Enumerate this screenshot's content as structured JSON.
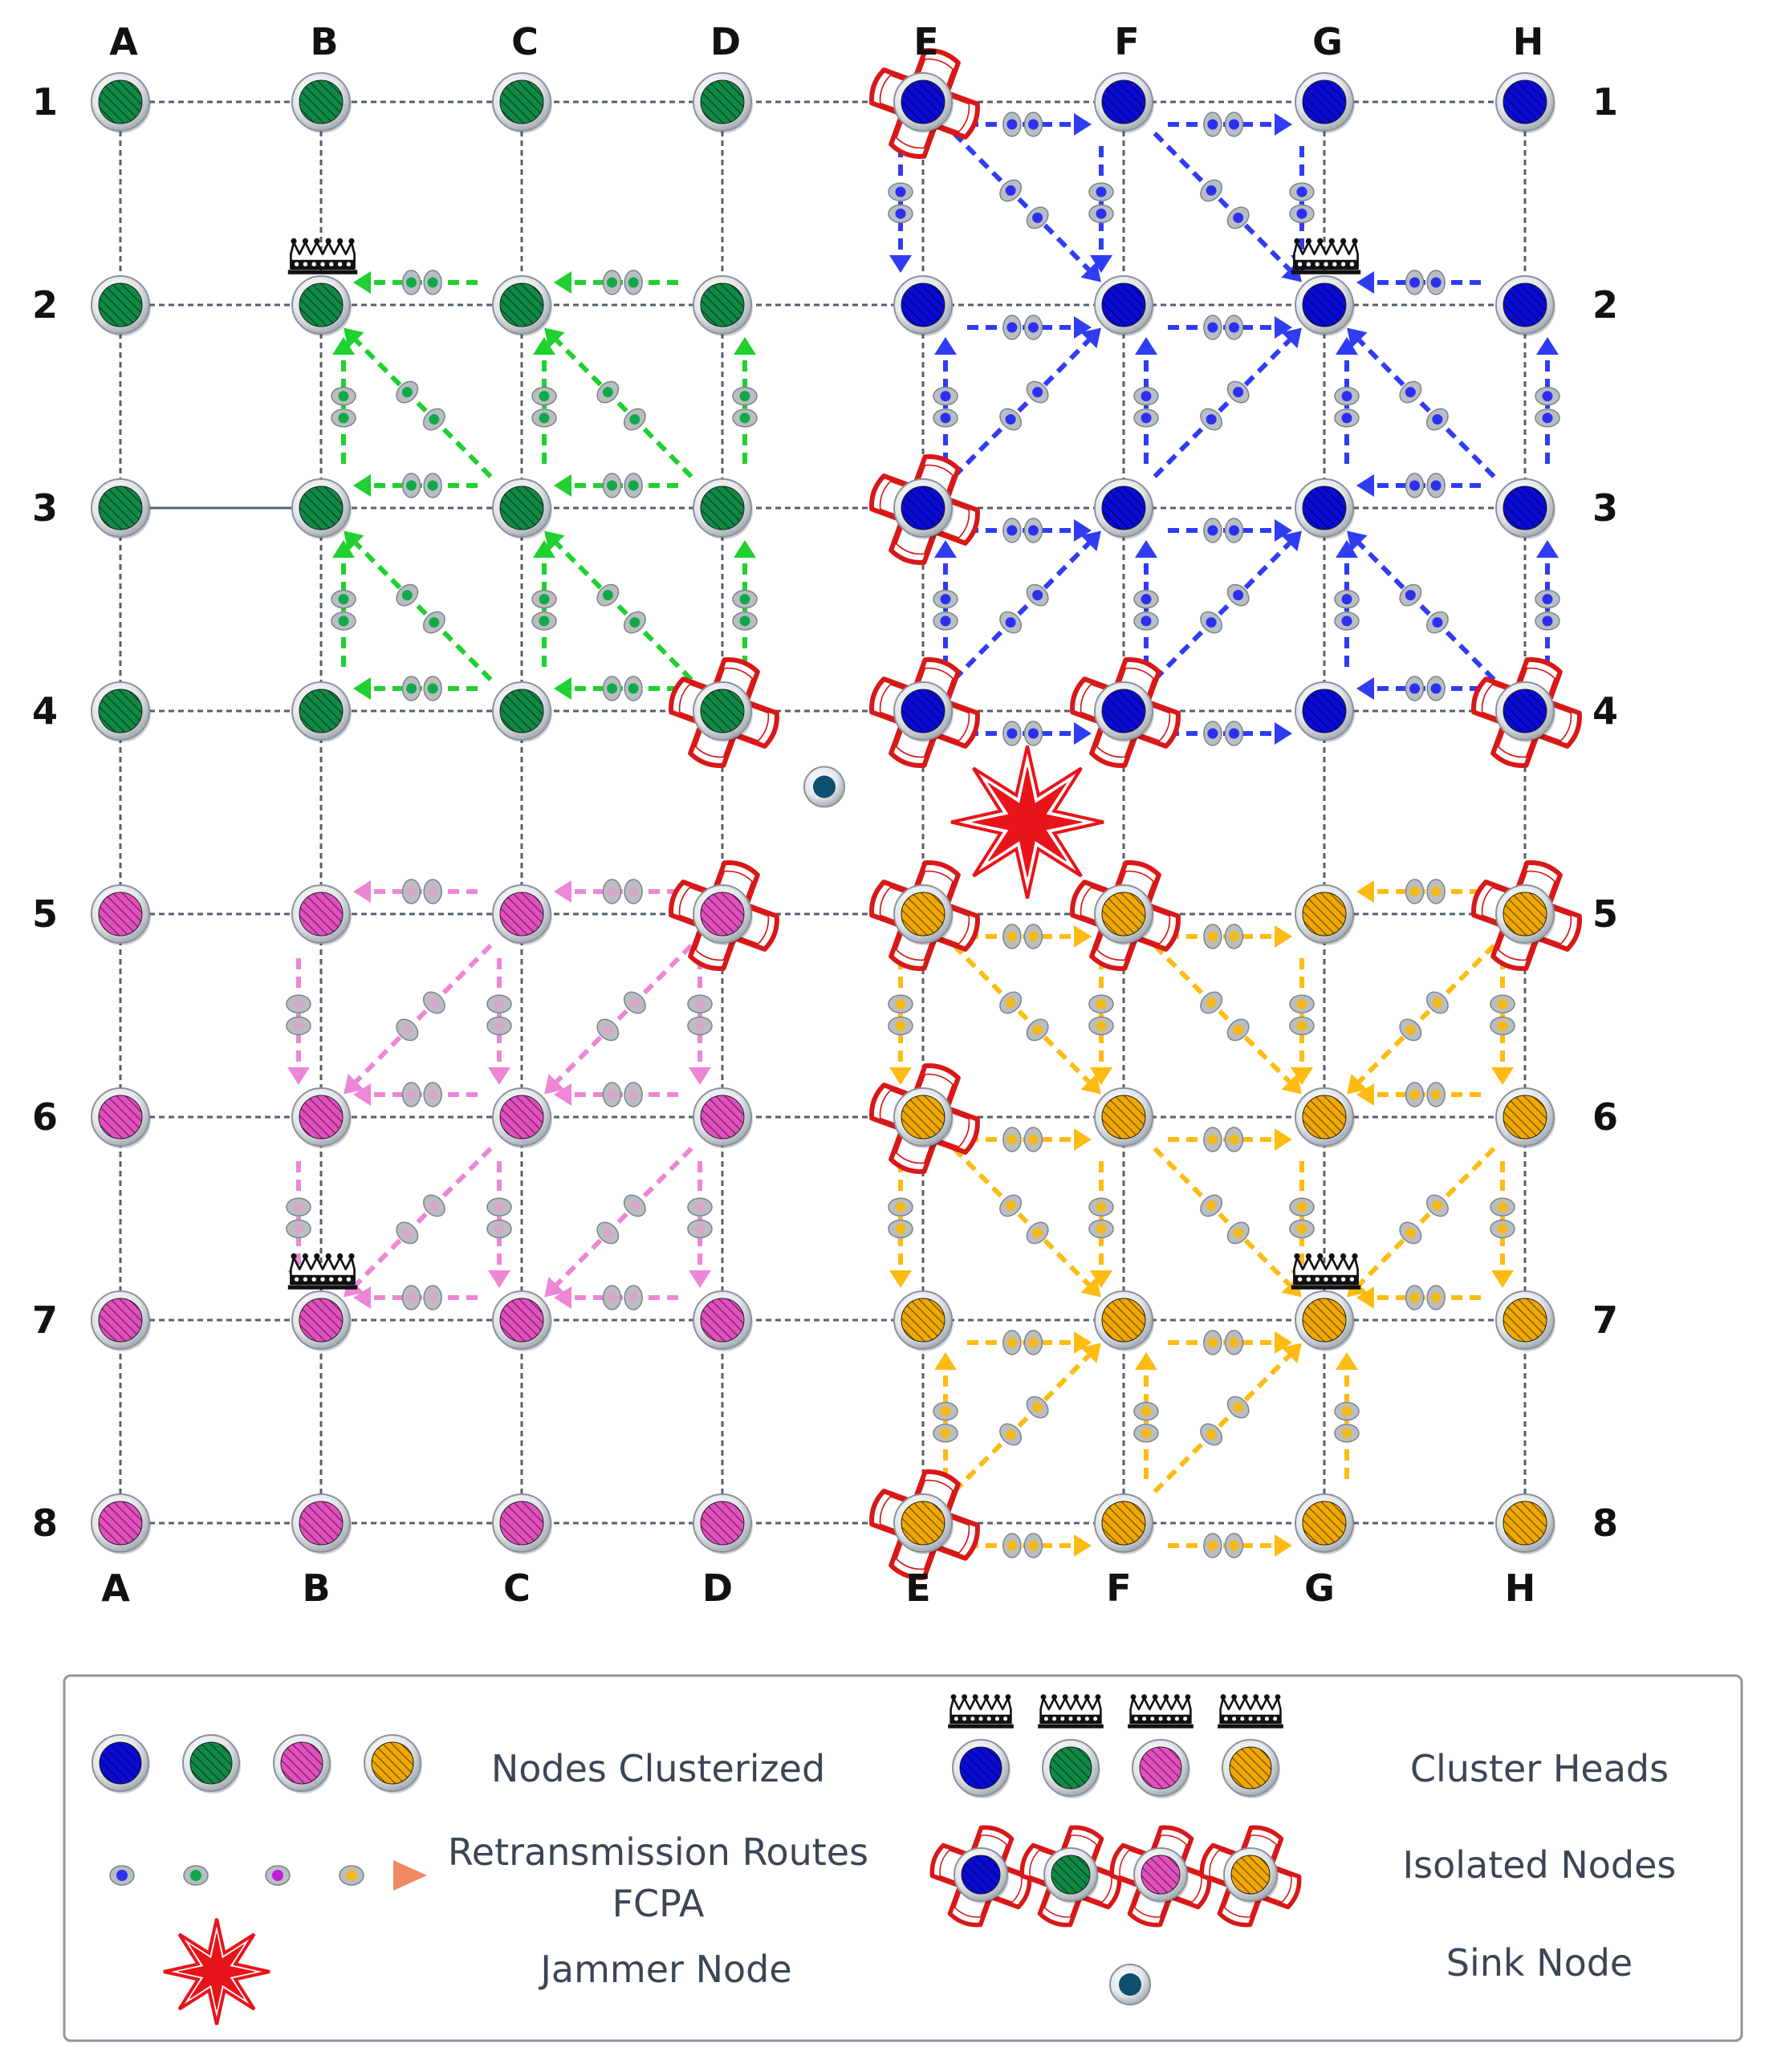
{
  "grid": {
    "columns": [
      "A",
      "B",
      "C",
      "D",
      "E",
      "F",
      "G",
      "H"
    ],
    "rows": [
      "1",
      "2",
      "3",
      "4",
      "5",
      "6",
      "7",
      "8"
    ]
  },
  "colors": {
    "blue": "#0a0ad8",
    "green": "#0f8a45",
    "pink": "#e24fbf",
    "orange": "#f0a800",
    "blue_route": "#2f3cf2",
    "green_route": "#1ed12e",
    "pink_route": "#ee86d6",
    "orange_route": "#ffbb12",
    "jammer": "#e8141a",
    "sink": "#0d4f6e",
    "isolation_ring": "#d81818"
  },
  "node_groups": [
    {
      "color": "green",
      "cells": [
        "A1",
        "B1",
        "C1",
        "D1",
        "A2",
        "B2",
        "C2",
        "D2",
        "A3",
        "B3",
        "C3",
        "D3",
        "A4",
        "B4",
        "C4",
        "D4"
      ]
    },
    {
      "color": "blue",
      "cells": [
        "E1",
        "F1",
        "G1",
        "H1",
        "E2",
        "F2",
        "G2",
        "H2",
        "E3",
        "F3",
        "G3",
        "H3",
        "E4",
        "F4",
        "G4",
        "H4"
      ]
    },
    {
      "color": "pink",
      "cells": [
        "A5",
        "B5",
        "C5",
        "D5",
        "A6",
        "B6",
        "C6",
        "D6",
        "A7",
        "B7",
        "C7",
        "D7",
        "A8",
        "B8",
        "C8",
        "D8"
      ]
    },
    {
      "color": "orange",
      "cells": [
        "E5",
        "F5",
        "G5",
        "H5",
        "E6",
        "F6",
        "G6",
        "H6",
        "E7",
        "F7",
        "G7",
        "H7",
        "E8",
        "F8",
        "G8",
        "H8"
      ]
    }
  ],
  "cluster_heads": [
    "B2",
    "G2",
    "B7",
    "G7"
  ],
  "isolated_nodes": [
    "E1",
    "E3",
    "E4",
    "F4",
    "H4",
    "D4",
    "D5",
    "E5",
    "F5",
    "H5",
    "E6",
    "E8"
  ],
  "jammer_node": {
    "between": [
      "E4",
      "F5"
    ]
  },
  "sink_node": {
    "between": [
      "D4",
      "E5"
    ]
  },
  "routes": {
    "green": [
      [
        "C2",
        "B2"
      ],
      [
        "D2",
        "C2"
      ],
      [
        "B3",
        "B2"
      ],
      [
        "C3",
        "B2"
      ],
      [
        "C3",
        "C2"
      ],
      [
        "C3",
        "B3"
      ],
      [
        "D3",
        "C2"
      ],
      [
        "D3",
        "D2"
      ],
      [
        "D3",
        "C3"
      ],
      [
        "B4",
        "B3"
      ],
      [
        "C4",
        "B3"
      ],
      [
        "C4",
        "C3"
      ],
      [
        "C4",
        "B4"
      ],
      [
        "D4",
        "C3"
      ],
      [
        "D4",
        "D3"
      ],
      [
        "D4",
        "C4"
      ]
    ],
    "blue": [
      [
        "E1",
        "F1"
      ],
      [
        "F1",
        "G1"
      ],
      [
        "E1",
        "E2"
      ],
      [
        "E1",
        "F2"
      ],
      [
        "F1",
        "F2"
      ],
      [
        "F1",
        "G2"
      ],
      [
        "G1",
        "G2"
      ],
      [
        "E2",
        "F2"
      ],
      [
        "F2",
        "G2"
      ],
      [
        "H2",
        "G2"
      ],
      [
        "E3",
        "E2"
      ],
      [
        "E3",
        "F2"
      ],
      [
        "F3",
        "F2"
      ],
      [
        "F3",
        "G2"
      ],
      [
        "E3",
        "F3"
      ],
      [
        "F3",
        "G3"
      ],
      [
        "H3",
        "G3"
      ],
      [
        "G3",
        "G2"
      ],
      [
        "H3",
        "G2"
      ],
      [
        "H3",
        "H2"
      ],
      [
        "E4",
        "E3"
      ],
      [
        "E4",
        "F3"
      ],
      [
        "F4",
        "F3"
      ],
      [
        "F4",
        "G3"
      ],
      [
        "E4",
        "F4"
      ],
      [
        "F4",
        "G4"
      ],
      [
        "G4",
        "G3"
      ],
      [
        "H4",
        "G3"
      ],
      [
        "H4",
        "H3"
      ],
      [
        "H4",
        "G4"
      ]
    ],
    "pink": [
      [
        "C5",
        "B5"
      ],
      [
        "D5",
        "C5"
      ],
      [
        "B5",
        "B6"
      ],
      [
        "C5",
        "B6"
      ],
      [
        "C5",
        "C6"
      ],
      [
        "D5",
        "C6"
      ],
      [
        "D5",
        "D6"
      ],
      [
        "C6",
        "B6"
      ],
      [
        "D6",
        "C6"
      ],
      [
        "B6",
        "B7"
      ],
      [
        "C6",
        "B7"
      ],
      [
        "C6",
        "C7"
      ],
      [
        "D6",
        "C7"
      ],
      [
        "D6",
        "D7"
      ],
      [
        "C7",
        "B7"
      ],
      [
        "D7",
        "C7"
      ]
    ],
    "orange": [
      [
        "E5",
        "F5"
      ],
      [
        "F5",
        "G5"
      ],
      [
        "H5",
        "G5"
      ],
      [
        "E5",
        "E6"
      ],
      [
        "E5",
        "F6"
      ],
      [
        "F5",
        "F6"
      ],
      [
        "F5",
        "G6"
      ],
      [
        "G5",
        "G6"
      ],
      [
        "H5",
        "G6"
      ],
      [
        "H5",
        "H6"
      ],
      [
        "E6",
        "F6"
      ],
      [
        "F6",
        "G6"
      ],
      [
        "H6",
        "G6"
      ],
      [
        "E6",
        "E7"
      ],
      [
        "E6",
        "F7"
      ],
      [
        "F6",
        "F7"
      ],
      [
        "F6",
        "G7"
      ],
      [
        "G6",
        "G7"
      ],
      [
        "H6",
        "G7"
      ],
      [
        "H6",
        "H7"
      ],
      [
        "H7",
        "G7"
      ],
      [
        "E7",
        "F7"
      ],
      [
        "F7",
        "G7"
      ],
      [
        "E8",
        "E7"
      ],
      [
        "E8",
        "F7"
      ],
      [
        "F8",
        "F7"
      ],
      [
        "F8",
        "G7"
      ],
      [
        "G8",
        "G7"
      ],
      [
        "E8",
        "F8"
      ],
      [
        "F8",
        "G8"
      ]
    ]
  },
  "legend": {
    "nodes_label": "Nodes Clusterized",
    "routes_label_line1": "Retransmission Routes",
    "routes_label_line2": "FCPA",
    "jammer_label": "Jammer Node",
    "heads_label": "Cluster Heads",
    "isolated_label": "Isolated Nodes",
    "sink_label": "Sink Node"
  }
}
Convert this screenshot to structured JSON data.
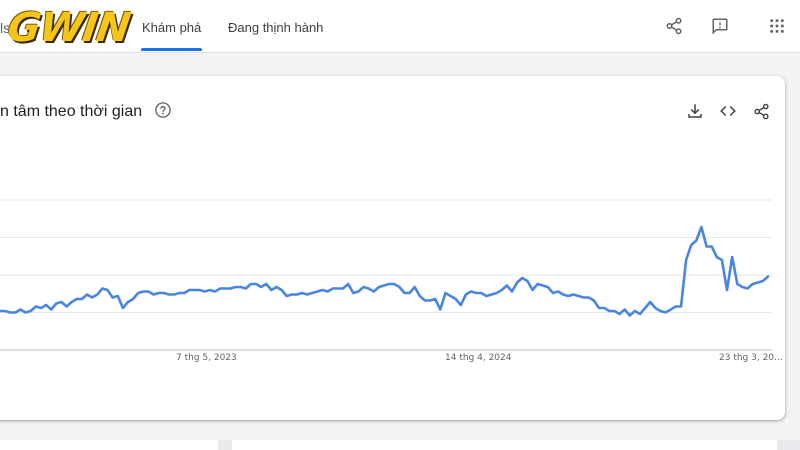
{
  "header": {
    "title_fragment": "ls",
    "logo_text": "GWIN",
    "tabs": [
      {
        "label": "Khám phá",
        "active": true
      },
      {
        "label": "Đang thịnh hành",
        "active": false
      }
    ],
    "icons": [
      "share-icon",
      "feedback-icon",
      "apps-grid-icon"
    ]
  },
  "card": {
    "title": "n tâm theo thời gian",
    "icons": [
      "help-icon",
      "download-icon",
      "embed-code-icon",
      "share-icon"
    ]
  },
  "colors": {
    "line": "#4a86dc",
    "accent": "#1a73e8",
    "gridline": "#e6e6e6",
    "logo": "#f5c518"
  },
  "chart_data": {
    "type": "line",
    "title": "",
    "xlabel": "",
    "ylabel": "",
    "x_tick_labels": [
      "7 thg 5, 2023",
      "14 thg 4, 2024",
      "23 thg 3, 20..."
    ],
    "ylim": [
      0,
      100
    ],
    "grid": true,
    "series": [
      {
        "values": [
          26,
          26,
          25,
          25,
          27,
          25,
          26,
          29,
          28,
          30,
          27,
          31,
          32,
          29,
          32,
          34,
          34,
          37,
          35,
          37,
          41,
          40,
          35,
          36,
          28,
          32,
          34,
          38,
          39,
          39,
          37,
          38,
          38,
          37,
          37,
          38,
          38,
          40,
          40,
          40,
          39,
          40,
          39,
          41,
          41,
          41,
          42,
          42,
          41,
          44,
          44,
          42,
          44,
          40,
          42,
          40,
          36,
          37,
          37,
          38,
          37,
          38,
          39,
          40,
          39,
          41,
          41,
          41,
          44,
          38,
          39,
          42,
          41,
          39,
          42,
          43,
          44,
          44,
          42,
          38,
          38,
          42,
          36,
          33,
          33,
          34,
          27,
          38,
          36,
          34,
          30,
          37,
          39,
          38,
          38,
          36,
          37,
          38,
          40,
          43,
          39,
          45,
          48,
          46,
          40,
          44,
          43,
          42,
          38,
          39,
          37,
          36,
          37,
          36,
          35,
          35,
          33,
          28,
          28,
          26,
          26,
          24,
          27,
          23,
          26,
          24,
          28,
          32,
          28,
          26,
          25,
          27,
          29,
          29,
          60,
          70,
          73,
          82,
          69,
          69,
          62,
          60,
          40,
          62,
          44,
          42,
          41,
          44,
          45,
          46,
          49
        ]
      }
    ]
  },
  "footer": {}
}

::::

_WRITTEN PROBLEM_
How many of the lines above include the string "screenshot"? Reply with the number by itself.

_ANSWER TO THE TASK_
2